PROBLEM: Print the listing that follows, character for character.

DATA LISTING:
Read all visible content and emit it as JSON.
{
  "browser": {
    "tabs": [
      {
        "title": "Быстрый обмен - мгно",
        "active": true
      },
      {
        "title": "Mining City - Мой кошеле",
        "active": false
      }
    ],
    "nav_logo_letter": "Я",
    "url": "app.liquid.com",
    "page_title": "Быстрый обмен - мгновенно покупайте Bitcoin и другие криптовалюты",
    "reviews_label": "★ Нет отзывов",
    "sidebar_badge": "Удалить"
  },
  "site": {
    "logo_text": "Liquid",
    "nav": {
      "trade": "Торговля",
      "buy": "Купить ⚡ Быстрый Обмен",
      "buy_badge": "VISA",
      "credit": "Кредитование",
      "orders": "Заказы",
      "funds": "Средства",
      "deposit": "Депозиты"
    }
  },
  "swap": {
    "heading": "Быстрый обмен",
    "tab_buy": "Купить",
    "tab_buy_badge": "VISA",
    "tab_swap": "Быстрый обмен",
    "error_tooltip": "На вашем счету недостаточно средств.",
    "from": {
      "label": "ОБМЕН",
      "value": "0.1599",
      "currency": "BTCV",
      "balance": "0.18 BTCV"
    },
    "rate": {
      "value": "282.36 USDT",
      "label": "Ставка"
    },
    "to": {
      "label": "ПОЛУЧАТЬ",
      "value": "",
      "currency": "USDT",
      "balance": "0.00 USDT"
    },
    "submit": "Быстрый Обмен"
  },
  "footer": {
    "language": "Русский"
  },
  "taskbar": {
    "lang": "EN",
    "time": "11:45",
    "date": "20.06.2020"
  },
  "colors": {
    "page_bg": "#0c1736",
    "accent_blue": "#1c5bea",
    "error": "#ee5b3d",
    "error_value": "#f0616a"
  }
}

EXERCISE ANSWER:
Read all visible content and emit it as JSON.
{
  "browser": {
    "tabs": [
      {
        "title": "Быстрый обмен - мгно",
        "active": true
      },
      {
        "title": "Mining City - Мой кошеле",
        "active": false
      }
    ],
    "nav_logo_letter": "Я",
    "url": "app.liquid.com",
    "page_title": "Быстрый обмен - мгновенно покупайте Bitcoin и другие криптовалюты",
    "reviews_label": "★ Нет отзывов",
    "sidebar_badge": "Удалить"
  },
  "site": {
    "logo_text": "Liquid",
    "nav": {
      "trade": "Торговля",
      "buy": "Купить ⚡ Быстрый Обмен",
      "buy_badge": "VISA",
      "credit": "Кредитование",
      "orders": "Заказы",
      "funds": "Средства",
      "deposit": "Депозиты"
    }
  },
  "swap": {
    "heading": "Быстрый обмен",
    "tab_buy": "Купить",
    "tab_buy_badge": "VISA",
    "tab_swap": "Быстрый обмен",
    "error_tooltip": "На вашем счету недостаточно средств.",
    "from": {
      "label": "ОБМЕН",
      "value": "0.1599",
      "currency": "BTCV",
      "balance": "0.18 BTCV"
    },
    "rate": {
      "value": "282.36 USDT",
      "label": "Ставка"
    },
    "to": {
      "label": "ПОЛУЧАТЬ",
      "value": "",
      "currency": "USDT",
      "balance": "0.00 USDT"
    },
    "submit": "Быстрый Обмен"
  },
  "footer": {
    "language": "Русский"
  },
  "taskbar": {
    "lang": "EN",
    "time": "11:45",
    "date": "20.06.2020"
  },
  "colors": {
    "page_bg": "#0c1736",
    "accent_blue": "#1c5bea",
    "error": "#ee5b3d",
    "error_value": "#f0616a"
  }
}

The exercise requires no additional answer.